→ Task objective
Please repeat all of the lines that follow, exactly as written.

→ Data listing
╔══

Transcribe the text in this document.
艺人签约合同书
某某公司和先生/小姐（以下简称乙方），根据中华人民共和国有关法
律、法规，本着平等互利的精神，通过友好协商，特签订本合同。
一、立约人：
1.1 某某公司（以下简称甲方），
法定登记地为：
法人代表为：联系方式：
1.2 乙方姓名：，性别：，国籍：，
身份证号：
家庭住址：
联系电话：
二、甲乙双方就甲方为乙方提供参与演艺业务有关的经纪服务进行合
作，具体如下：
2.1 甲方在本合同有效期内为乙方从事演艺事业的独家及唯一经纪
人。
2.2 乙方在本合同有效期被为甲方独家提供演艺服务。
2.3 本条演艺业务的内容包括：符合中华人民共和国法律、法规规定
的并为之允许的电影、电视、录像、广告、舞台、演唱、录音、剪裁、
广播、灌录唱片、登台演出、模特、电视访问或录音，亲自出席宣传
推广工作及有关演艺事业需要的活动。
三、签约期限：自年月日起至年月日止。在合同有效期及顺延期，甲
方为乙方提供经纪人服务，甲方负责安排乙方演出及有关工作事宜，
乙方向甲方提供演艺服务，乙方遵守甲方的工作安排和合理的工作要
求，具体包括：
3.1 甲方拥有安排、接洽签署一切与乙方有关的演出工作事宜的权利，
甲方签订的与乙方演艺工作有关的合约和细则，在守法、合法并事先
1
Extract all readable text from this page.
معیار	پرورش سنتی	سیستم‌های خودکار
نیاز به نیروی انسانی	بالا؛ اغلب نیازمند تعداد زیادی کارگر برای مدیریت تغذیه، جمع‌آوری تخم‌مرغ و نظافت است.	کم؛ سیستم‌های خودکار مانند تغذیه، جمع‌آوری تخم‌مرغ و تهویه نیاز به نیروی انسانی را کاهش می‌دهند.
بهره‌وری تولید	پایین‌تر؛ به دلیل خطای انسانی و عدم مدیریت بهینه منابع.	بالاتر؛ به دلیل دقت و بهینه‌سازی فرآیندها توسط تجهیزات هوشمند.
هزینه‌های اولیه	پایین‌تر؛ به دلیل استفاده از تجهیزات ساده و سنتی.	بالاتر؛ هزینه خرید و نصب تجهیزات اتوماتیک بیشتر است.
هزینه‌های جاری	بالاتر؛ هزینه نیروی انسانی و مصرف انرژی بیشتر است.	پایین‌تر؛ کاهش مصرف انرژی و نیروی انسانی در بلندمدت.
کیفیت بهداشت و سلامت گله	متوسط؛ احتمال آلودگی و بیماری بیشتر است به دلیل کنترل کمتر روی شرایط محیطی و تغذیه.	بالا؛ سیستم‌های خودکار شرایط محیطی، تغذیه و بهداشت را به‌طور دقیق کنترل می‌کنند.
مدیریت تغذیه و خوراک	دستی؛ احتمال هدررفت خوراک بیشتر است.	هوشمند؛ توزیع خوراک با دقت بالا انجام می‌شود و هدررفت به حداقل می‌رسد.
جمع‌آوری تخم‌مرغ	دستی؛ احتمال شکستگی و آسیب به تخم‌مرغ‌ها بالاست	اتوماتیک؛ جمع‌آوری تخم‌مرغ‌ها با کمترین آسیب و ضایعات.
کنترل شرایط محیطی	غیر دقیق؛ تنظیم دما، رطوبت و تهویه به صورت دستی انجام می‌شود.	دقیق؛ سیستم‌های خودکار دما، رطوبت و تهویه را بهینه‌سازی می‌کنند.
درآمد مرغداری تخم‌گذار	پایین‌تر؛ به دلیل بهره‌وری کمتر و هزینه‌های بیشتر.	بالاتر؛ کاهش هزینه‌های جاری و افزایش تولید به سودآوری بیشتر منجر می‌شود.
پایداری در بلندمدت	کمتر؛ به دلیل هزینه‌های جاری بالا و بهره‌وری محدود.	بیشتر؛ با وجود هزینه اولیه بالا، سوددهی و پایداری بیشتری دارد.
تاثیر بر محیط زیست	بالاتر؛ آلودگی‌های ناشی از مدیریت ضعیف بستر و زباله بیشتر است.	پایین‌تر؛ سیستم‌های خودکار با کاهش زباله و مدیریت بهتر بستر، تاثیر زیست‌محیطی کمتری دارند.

╚══

→ Result for this task
Transcribe the text in this document.
艺人签约合同书
某某公司和先生/小姐（以下简称乙方），根据中华人民共和国有关法
律、法规，本着平等互利的精神，通过友好协商，特签订本合同。
一、立约人：
1.1 某某公司（以下简称甲方），
法定登记地为：
法人代表为：联系方式：
1.2 乙方姓名：，性别：，国籍：，
身份证号：
家庭住址：
联系电话：
二、甲乙双方就甲方为乙方提供参与演艺业务有关的经纪服务进行合
作，具体如下：
2.1 甲方在本合同有效期内为乙方从事演艺事业的独家及唯一经纪
人。
2.2 乙方在本合同有效期被为甲方独家提供演艺服务。
2.3 本条演艺业务的内容包括：符合中华人民共和国法律、法规规定
的并为之允许的电影、电视、录像、广告、舞台、演唱、录音、剪裁、
广播、灌录唱片、登台演出、模特、电视访问或录音，亲自出席宣传
推广工作及有关演艺事业需要的活动。
三、签约期限：自年月日起至年月日止。在合同有效期及顺延期，甲
方为乙方提供经纪人服务，甲方负责安排乙方演出及有关工作事宜，
乙方向甲方提供演艺服务，乙方遵守甲方的工作安排和合理的工作要
求，具体包括：
3.1 甲方拥有安排、接洽签署一切与乙方有关的演出工作事宜的权利，
甲方签订的与乙方演艺工作有关的合约和细则，在守法、合法并事先
1
Extract all readable text from this page.
معیار	پرورش سنتی	سیستم‌های خودکار
نیاز به نیروی انسانی	بالا؛ اغلب نیازمند تعداد زیادی کارگر برای مدیریت تغذیه، جمع‌آوری تخم‌مرغ و نظافت است.	کم؛ سیستم‌های خودکار مانند تغذیه، جمع‌آوری تخم‌مرغ و تهویه نیاز به نیروی انسانی را کاهش می‌دهند.
بهره‌وری تولید	پایین‌تر؛ به دلیل خطای انسانی و عدم مدیریت بهینه منابع.	بالاتر؛ به دلیل دقت و بهینه‌سازی فرآیندها توسط تجهیزات هوشمند.
هزینه‌های اولیه	پایین‌تر؛ به دلیل استفاده از تجهیزات ساده و سنتی.	بالاتر؛ هزینه خرید و نصب تجهیزات اتوماتیک بیشتر است.
هزینه‌های جاری	بالاتر؛ هزینه نیروی انسانی و مصرف انرژی بیشتر است.	پایین‌تر؛ کاهش مصرف انرژی و نیروی انسانی در بلندمدت.
کیفیت بهداشت و سلامت گله	متوسط؛ احتمال آلودگی و بیماری بیشتر است به دلیل کنترل کمتر روی شرایط محیطی و تغذیه.	بالا؛ سیستم‌های خودکار شرایط محیطی، تغذیه و بهداشت را به‌طور دقیق کنترل می‌کنند.
مدیریت تغذیه و خوراک	دستی؛ احتمال هدررفت خوراک بیشتر است.	هوشمند؛ توزیع خوراک با دقت بالا انجام می‌شود و هدررفت به حداقل می‌رسد.
جمع‌آوری تخم‌مرغ	دستی؛ احتمال شکستگی و آسیب به تخم‌مرغ‌ها بالاست	اتوماتیک؛ جمع‌آوری تخم‌مرغ‌ها با کمترین آسیب و ضایعات.
کنترل شرایط محیطی	غیر دقیق؛ تنظیم دما، رطوبت و تهویه به صورت دستی انجام می‌شود.	دقیق؛ سیستم‌های خودکار دما، رطوبت و تهویه را بهینه‌سازی می‌کنند.
درآمد مرغداری تخم‌گذار	پایین‌تر؛ به دلیل بهره‌وری کمتر و هزینه‌های بیشتر.	بالاتر؛ کاهش هزینه‌های جاری و افزایش تولید به سودآوری بیشتر منجر می‌شود.
پایداری در بلندمدت	کمتر؛ به دلیل هزینه‌های جاری بالا و بهره‌وری محدود.	بیشتر؛ با وجود هزینه اولیه بالا، سوددهی و پایداری بیشتری دارد.
تاثیر بر محیط زیست	بالاتر؛ آلودگی‌های ناشی از مدیریت ضعیف بستر و زباله بیشتر است.	پایین‌تر؛ سیستم‌های خودکار با کاهش زباله و مدیریت بهتر بستر، تاثیر زیست‌محیطی کمتری دارند.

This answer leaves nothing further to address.